Check each line of the listing for the word "Quantity" and give only the number of lines that have it.

*Input rows*.
━━━━━━━━

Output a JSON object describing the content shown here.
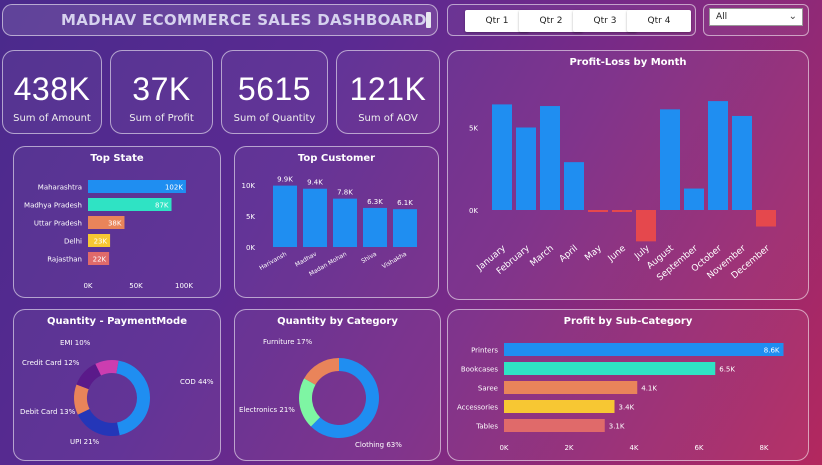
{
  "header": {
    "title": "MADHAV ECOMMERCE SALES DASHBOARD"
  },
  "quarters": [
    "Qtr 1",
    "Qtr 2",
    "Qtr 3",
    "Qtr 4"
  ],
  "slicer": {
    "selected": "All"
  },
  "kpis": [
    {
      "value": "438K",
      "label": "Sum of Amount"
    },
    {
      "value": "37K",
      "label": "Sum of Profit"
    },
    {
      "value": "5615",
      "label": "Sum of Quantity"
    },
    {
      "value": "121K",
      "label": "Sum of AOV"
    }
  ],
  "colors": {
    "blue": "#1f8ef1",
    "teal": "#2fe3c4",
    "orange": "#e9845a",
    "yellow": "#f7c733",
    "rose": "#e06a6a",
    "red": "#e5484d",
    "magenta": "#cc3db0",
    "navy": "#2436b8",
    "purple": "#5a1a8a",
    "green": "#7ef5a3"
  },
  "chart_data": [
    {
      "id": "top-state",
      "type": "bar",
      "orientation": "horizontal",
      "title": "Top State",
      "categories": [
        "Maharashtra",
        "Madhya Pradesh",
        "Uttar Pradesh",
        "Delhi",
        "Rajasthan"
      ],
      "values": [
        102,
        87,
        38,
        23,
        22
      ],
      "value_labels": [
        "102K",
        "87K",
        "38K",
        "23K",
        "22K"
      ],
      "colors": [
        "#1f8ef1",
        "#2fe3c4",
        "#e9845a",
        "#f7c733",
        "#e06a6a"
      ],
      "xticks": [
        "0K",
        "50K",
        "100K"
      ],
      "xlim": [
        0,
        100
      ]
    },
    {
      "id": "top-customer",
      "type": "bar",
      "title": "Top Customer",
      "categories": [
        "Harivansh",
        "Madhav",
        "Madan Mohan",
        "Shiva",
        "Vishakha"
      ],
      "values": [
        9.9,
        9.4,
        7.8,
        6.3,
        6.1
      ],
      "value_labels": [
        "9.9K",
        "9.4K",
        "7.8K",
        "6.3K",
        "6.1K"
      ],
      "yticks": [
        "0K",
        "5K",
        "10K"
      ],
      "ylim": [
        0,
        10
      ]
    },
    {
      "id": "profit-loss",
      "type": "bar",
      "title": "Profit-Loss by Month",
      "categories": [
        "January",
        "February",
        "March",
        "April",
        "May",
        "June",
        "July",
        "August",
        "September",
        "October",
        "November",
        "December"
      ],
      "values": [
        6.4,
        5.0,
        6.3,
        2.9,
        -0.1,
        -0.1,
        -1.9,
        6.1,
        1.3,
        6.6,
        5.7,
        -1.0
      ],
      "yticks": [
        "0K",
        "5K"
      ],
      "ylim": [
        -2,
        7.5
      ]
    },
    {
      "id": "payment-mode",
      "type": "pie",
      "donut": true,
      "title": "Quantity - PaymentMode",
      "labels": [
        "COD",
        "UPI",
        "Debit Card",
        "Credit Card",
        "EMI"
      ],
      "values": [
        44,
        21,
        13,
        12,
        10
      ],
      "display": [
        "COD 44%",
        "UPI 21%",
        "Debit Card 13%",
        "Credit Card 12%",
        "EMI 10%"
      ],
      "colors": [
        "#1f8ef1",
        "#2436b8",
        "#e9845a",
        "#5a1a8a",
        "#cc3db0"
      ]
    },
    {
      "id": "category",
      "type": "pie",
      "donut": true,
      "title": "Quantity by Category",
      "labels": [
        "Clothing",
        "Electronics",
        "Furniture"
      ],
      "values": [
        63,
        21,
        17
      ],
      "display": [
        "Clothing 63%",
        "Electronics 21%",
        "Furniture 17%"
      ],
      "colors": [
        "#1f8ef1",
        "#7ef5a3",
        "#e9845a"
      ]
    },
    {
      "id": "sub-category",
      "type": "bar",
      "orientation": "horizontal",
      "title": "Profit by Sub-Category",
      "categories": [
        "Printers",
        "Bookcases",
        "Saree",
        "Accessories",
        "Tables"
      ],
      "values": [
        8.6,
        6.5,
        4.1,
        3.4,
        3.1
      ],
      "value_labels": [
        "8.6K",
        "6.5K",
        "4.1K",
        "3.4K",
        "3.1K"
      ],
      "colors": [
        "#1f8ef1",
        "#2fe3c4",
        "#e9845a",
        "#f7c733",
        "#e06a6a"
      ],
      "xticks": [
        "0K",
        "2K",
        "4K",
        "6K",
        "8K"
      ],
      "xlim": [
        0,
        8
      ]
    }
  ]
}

━━━━━━━━

*Solution*.
3